» Listed entries
-- -- --

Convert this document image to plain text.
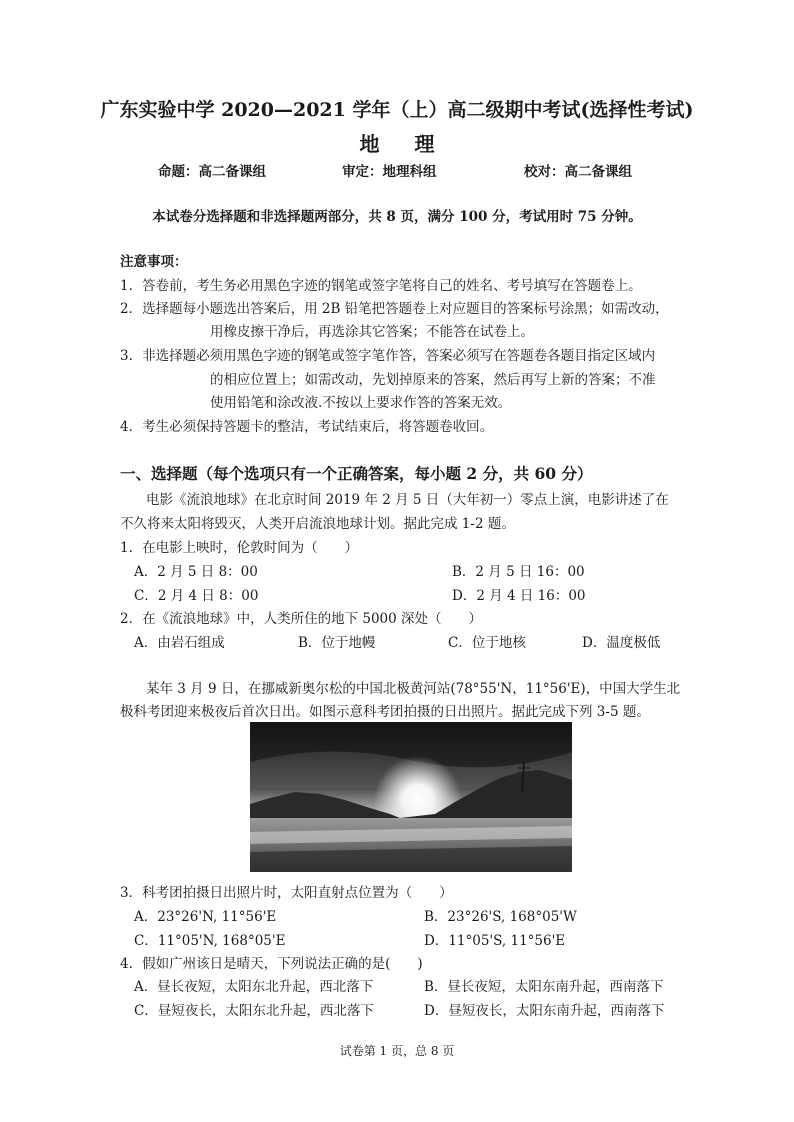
广东实验中学 2020—2021 学年（上）高二级期中考试(选择性考试)
地 理
命题：高二备课组	审定：地理科组	校对：高二备课组
本试卷分选择题和非选择题两部分，共 8 页，满分 100 分，考试用时 75 分钟。
注意事项：
1．答卷前，考生务必用黑色字迹的钢笔或签字笔将自己的姓名、考号填写在答题卷上。
2．选择题每小题选出答案后，用 2B 铅笔把答题卷上对应题目的答案标号涂黑；如需改动，
用橡皮擦干净后，再选涂其它答案；不能答在试卷上。
3．非选择题必须用黑色字迹的钢笔或签字笔作答，答案必须写在答题卷各题目指定区域内
的相应位置上；如需改动，先划掉原来的答案，然后再写上新的答案；不准
使用铅笔和涂改液.不按以上要求作答的答案无效。
4．考生必须保持答题卡的整洁，考试结束后，将答题卷收回。
一、选择题（每个选项只有一个正确答案，每小题 2 分，共 60 分）
电影《流浪地球》在北京时间 2019 年 2 月 5 日（大年初一）零点上演，电影讲述了在
不久将来太阳将毁灭，人类开启流浪地球计划。据此完成 1-2 题。
1．在电影上映时，伦敦时间为（　　）
A．2 月 5 日 8：00	B．2 月 5 日 16：00
C．2 月 4 日 8：00	D．2 月 4 日 16：00
2．在《流浪地球》中，人类所住的地下 5000 深处（　　）
A．由岩石组成	B．位于地幔	C．位于地核	D．温度极低
某年 3 月 9 日，在挪威新奥尔松的中国北极黄河站(78°55'N，11°56'E)，中国大学生北
极科考团迎来极夜后首次日出。如图示意科考团拍摄的日出照片。据此完成下列 3-5 题。
3．科考团拍摄日出照片时，太阳直射点位置为（　　）
A．23°26'N, 11°56'E	B．23°26'S, 168°05'W
C．11°05'N, 168°05'E	D．11°05'S, 11°56'E
4．假如广州该日是晴天，下列说法正确的是(　　)
A．昼长夜短，太阳东北升起，西北落下	B．昼长夜短，太阳东南升起，西南落下
C．昼短夜长，太阳东北升起，西北落下	D．昼短夜长，太阳东南升起，西南落下
试卷第 1 页，总 8 页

-- -- --

» Your goal
Track down every line with the word "如需改动" and copy it.

» Result for this task
2．选择题每小题选出答案后，用 2B 铅笔把答题卷上对应题目的答案标号涂黑；如需改动，
的相应位置上；如需改动，先划掉原来的答案，然后再写上新的答案；不准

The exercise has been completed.